TASK DETAILS: Output an exact reproduction of the data.

DATA FOR PROCESSING:

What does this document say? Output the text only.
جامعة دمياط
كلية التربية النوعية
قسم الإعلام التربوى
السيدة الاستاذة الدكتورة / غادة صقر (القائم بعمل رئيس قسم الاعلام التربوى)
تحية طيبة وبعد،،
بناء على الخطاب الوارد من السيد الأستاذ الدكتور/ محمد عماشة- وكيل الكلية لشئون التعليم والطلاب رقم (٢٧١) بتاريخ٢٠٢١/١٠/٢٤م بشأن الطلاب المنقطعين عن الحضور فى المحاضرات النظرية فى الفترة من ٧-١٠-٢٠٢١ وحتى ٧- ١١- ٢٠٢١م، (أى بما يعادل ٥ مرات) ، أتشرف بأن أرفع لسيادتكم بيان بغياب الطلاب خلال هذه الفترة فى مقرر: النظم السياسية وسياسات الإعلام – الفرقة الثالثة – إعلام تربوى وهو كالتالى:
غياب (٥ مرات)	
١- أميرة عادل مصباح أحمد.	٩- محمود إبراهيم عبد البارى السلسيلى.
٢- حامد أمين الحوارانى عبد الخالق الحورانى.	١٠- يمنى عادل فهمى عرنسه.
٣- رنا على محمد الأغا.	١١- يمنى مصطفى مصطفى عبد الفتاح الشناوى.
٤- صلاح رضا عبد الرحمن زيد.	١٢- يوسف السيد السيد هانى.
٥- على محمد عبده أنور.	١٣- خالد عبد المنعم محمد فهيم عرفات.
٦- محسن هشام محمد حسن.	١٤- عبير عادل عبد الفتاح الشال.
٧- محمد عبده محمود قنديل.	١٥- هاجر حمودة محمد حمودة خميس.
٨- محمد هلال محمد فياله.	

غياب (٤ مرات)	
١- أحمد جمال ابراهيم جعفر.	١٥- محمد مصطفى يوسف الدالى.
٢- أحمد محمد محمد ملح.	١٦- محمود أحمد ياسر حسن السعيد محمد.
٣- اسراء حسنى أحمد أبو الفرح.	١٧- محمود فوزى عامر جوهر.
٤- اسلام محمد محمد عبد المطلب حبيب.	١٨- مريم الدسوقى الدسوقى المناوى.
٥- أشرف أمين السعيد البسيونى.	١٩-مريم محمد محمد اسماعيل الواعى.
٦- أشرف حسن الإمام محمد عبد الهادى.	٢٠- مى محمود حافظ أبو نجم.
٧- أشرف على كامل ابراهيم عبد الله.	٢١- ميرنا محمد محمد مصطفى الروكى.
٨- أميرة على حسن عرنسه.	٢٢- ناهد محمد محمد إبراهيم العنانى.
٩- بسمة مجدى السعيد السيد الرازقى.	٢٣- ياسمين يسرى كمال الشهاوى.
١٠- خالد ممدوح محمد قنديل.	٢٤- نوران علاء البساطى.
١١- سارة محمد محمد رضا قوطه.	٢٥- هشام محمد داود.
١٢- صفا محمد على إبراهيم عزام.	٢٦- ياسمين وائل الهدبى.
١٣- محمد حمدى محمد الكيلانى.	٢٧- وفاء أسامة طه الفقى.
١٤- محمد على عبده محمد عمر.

ANSWER TO THIS TASK:
What does this document say? Output the text only.
جامعة دمياط
كلية التربية النوعية
قسم الإعلام التربوى
السيدة الاستاذة الدكتورة / غادة صقر (القائم بعمل رئيس قسم الاعلام التربوى)
تحية طيبة وبعد،،
بناء على الخطاب الوارد من السيد الأستاذ الدكتور/ محمد عماشة- وكيل الكلية لشئون التعليم والطلاب رقم (٢٧١) بتاريخ٢٠٢١/١٠/٢٤م بشأن الطلاب المنقطعين عن الحضور فى المحاضرات النظرية فى الفترة من ٧-١٠-٢٠٢١ وحتى ٧- ١١- ٢٠٢١م، (أى بما يعادل ٥ مرات) ، أتشرف بأن أرفع لسيادتكم بيان بغياب الطلاب خلال هذه الفترة فى مقرر: النظم السياسية وسياسات الإعلام – الفرقة الثالثة – إعلام تربوى وهو كالتالى:
غياب (٥ مرات)	
١- أميرة عادل مصباح أحمد.	٩- محمود إبراهيم عبد البارى السلسيلى.
٢- حامد أمين الحوارانى عبد الخالق الحورانى.	١٠- يمنى عادل فهمى عرنسه.
٣- رنا على محمد الأغا.	١١- يمنى مصطفى مصطفى عبد الفتاح الشناوى.
٤- صلاح رضا عبد الرحمن زيد.	١٢- يوسف السيد السيد هانى.
٥- على محمد عبده أنور.	١٣- خالد عبد المنعم محمد فهيم عرفات.
٦- محسن هشام محمد حسن.	١٤- عبير عادل عبد الفتاح الشال.
٧- محمد عبده محمود قنديل.	١٥- هاجر حمودة محمد حمودة خميس.
٨- محمد هلال محمد فياله.	

غياب (٤ مرات)	
١- أحمد جمال ابراهيم جعفر.	١٥- محمد مصطفى يوسف الدالى.
٢- أحمد محمد محمد ملح.	١٦- محمود أحمد ياسر حسن السعيد محمد.
٣- اسراء حسنى أحمد أبو الفرح.	١٧- محمود فوزى عامر جوهر.
٤- اسلام محمد محمد عبد المطلب حبيب.	١٨- مريم الدسوقى الدسوقى المناوى.
٥- أشرف أمين السعيد البسيونى.	١٩-مريم محمد محمد اسماعيل الواعى.
٦- أشرف حسن الإمام محمد عبد الهادى.	٢٠- مى محمود حافظ أبو نجم.
٧- أشرف على كامل ابراهيم عبد الله.	٢١- ميرنا محمد محمد مصطفى الروكى.
٨- أميرة على حسن عرنسه.	٢٢- ناهد محمد محمد إبراهيم العنانى.
٩- بسمة مجدى السعيد السيد الرازقى.	٢٣- ياسمين يسرى كمال الشهاوى.
١٠- خالد ممدوح محمد قنديل.	٢٤- نوران علاء البساطى.
١١- سارة محمد محمد رضا قوطه.	٢٥- هشام محمد داود.
١٢- صفا محمد على إبراهيم عزام.	٢٦- ياسمين وائل الهدبى.
١٣- محمد حمدى محمد الكيلانى.	٢٧- وفاء أسامة طه الفقى.
١٤- محمد على عبده محمد عمر.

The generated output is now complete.